--- Data shown ---
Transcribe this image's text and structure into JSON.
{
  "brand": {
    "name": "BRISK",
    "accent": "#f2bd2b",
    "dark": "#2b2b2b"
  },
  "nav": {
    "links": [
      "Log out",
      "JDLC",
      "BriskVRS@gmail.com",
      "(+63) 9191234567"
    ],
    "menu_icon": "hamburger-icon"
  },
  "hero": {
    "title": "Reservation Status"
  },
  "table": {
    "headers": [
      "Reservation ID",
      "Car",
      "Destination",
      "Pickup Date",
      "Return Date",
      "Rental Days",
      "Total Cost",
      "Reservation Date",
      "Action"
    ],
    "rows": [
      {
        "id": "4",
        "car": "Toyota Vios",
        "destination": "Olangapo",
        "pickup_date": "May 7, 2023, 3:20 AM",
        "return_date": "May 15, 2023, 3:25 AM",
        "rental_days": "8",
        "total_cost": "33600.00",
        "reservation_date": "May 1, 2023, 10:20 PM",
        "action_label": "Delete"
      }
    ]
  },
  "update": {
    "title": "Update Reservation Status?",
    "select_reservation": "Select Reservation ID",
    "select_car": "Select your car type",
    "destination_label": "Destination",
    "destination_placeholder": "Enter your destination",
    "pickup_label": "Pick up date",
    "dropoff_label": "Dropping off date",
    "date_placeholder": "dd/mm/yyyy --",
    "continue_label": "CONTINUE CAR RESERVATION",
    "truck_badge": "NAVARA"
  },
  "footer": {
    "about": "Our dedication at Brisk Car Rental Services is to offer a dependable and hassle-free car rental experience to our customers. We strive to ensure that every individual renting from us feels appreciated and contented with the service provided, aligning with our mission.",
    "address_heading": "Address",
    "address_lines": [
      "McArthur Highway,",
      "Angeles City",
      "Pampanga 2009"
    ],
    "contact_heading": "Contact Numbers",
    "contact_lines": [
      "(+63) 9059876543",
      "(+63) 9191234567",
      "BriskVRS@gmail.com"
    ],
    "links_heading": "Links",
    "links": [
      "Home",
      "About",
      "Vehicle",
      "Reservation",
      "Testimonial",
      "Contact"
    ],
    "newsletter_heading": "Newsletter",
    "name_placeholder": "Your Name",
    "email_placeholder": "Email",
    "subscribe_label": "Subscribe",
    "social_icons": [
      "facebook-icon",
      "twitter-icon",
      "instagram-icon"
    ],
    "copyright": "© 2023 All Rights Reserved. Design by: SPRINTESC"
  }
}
---
## [To be done]
Output every entry shown above, exactly.

## [Exercise result]
Transcribe this image's text and structure into JSON.
{
  "brand": {
    "name": "BRISK",
    "accent": "#f2bd2b",
    "dark": "#2b2b2b"
  },
  "nav": {
    "links": [
      "Log out",
      "JDLC",
      "BriskVRS@gmail.com",
      "(+63) 9191234567"
    ],
    "menu_icon": "hamburger-icon"
  },
  "hero": {
    "title": "Reservation Status"
  },
  "table": {
    "headers": [
      "Reservation ID",
      "Car",
      "Destination",
      "Pickup Date",
      "Return Date",
      "Rental Days",
      "Total Cost",
      "Reservation Date",
      "Action"
    ],
    "rows": [
      {
        "id": "4",
        "car": "Toyota Vios",
        "destination": "Olangapo",
        "pickup_date": "May 7, 2023, 3:20 AM",
        "return_date": "May 15, 2023, 3:25 AM",
        "rental_days": "8",
        "total_cost": "33600.00",
        "reservation_date": "May 1, 2023, 10:20 PM",
        "action_label": "Delete"
      }
    ]
  },
  "update": {
    "title": "Update Reservation Status?",
    "select_reservation": "Select Reservation ID",
    "select_car": "Select your car type",
    "destination_label": "Destination",
    "destination_placeholder": "Enter your destination",
    "pickup_label": "Pick up date",
    "dropoff_label": "Dropping off date",
    "date_placeholder": "dd/mm/yyyy --",
    "continue_label": "CONTINUE CAR RESERVATION",
    "truck_badge": "NAVARA"
  },
  "footer": {
    "about": "Our dedication at Brisk Car Rental Services is to offer a dependable and hassle-free car rental experience to our customers. We strive to ensure that every individual renting from us feels appreciated and contented with the service provided, aligning with our mission.",
    "address_heading": "Address",
    "address_lines": [
      "McArthur Highway,",
      "Angeles City",
      "Pampanga 2009"
    ],
    "contact_heading": "Contact Numbers",
    "contact_lines": [
      "(+63) 9059876543",
      "(+63) 9191234567",
      "BriskVRS@gmail.com"
    ],
    "links_heading": "Links",
    "links": [
      "Home",
      "About",
      "Vehicle",
      "Reservation",
      "Testimonial",
      "Contact"
    ],
    "newsletter_heading": "Newsletter",
    "name_placeholder": "Your Name",
    "email_placeholder": "Email",
    "subscribe_label": "Subscribe",
    "social_icons": [
      "facebook-icon",
      "twitter-icon",
      "instagram-icon"
    ],
    "copyright": "© 2023 All Rights Reserved. Design by: SPRINTESC"
  }
}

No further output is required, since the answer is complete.